[原始记录]
_ _ _ _
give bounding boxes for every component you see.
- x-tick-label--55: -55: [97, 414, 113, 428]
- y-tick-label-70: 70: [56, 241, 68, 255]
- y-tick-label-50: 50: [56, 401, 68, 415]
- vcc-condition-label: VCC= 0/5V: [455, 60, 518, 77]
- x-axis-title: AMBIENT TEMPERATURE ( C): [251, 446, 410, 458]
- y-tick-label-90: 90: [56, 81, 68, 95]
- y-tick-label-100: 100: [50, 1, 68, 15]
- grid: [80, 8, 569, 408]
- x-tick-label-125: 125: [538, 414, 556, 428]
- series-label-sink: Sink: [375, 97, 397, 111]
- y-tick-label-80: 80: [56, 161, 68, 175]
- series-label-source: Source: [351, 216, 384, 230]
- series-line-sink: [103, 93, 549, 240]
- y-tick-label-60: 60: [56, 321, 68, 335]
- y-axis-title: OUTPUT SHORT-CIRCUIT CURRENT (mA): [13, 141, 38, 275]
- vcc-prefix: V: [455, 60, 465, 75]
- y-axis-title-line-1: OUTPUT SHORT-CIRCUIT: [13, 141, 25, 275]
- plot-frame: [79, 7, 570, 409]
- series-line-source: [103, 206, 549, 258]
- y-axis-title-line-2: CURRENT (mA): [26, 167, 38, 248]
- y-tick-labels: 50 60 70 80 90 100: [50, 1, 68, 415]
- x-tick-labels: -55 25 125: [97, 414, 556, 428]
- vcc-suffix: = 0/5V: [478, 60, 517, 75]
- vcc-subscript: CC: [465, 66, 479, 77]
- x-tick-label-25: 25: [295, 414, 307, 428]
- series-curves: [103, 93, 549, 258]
_ _ _ _
> 简短题目:
能否将上面的行从第一行起，一直到含有“- y-axis-title: OUTPUT”的那一行为止（首尾两行都算在内），逐字照原样输出？

> 练习结果:
give bounding boxes for every component you see.
- x-tick-label--55: -55: [97, 414, 113, 428]
- y-tick-label-70: 70: [56, 241, 68, 255]
- y-tick-label-50: 50: [56, 401, 68, 415]
- vcc-condition-label: VCC= 0/5V: [455, 60, 518, 77]
- x-axis-title: AMBIENT TEMPERATURE ( C): [251, 446, 410, 458]
- y-tick-label-90: 90: [56, 81, 68, 95]
- y-tick-label-100: 100: [50, 1, 68, 15]
- grid: [80, 8, 569, 408]
- x-tick-label-125: 125: [538, 414, 556, 428]
- series-label-sink: Sink: [375, 97, 397, 111]
- y-tick-label-80: 80: [56, 161, 68, 175]
- series-label-source: Source: [351, 216, 384, 230]
- series-line-sink: [103, 93, 549, 240]
- y-tick-label-60: 60: [56, 321, 68, 335]
- y-axis-title: OUTPUT SHORT-CIRCUIT CURRENT (mA): [13, 141, 38, 275]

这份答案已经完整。